[Figure collection entries]
------
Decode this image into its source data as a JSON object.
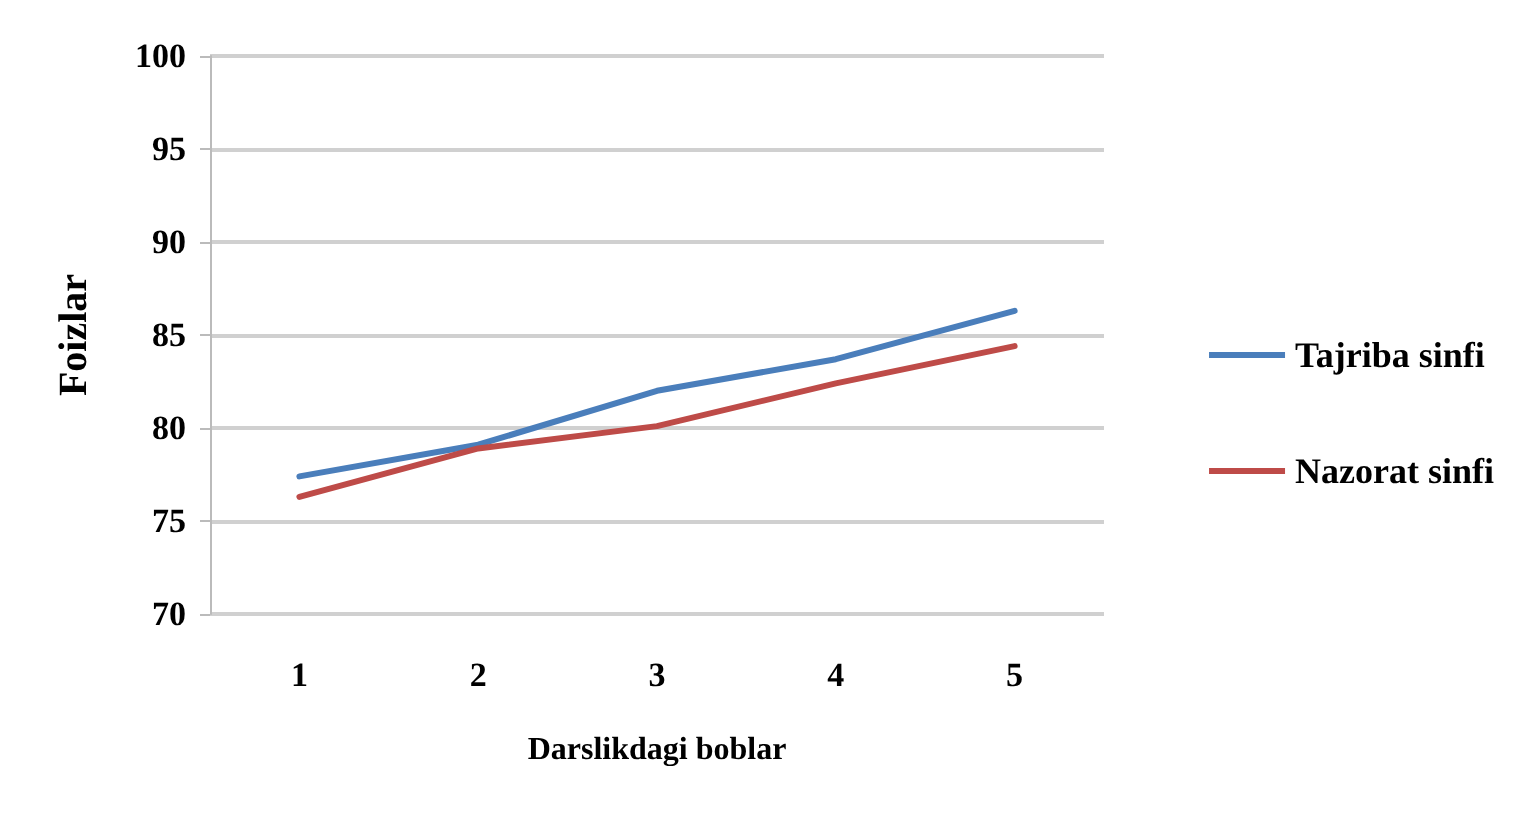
{
  "chart_data": {
    "type": "line",
    "xlabel": "Darslikdagi boblar",
    "ylabel": "Foizlar",
    "categories": [
      "1",
      "2",
      "3",
      "4",
      "5"
    ],
    "series": [
      {
        "name": "Tajriba sinfi",
        "color": "#4a7ebb",
        "values": [
          77.4,
          79.1,
          82.0,
          83.7,
          86.3
        ]
      },
      {
        "name": "Nazorat sinfi",
        "color": "#be4b48",
        "values": [
          76.3,
          78.9,
          80.1,
          82.4,
          84.4
        ]
      }
    ],
    "ylim": [
      70,
      100
    ],
    "yticks": [
      70,
      75,
      80,
      85,
      90,
      95,
      100
    ],
    "grid": "y",
    "legend": "right",
    "marker": "none",
    "line_style": "solid"
  }
}
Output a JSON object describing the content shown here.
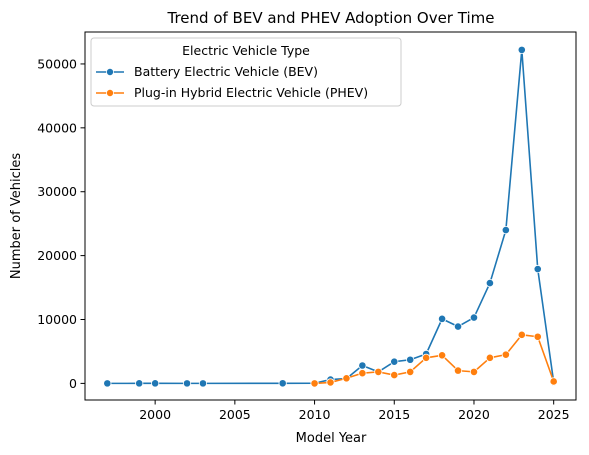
{
  "chart_data": {
    "type": "line",
    "title": "Trend of BEV and PHEV Adoption Over Time",
    "xlabel": "Model Year",
    "ylabel": "Number of Vehicles",
    "xlim": [
      1995.6,
      2026.4
    ],
    "ylim": [
      -2600,
      55000
    ],
    "xticks": [
      2000,
      2005,
      2010,
      2015,
      2020,
      2025
    ],
    "yticks": [
      0,
      10000,
      20000,
      30000,
      40000,
      50000
    ],
    "grid": false,
    "legend": {
      "title": "Electric Vehicle Type",
      "position": "top-left"
    },
    "series": [
      {
        "name": "Battery Electric Vehicle (BEV)",
        "color": "#1f77b4",
        "marker": "circle",
        "x": [
          1997,
          1999,
          2000,
          2002,
          2003,
          2008,
          2010,
          2011,
          2012,
          2013,
          2014,
          2015,
          2016,
          2017,
          2018,
          2019,
          2020,
          2021,
          2022,
          2023,
          2024,
          2025
        ],
        "y": [
          1,
          5,
          5,
          2,
          1,
          19,
          23,
          600,
          750,
          2800,
          1800,
          3400,
          3700,
          4600,
          10100,
          8900,
          10300,
          15700,
          24000,
          52200,
          17900,
          200
        ]
      },
      {
        "name": "Plug-in Hybrid Electric Vehicle (PHEV)",
        "color": "#ff7f0e",
        "marker": "circle",
        "x": [
          2010,
          2011,
          2012,
          2013,
          2014,
          2015,
          2016,
          2017,
          2018,
          2019,
          2020,
          2021,
          2022,
          2023,
          2024,
          2025
        ],
        "y": [
          0,
          150,
          800,
          1600,
          1800,
          1300,
          1800,
          4000,
          4400,
          2000,
          1800,
          4000,
          4500,
          7600,
          7300,
          300
        ]
      }
    ]
  }
}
------
▶ _WHAT YOU NEED TO DO_:
Take every line above carrying "sinfi" and return it.

▶ _SOLVED PROBLEM_:
        "name": "Tajriba sinfi",
        "name": "Nazorat sinfi",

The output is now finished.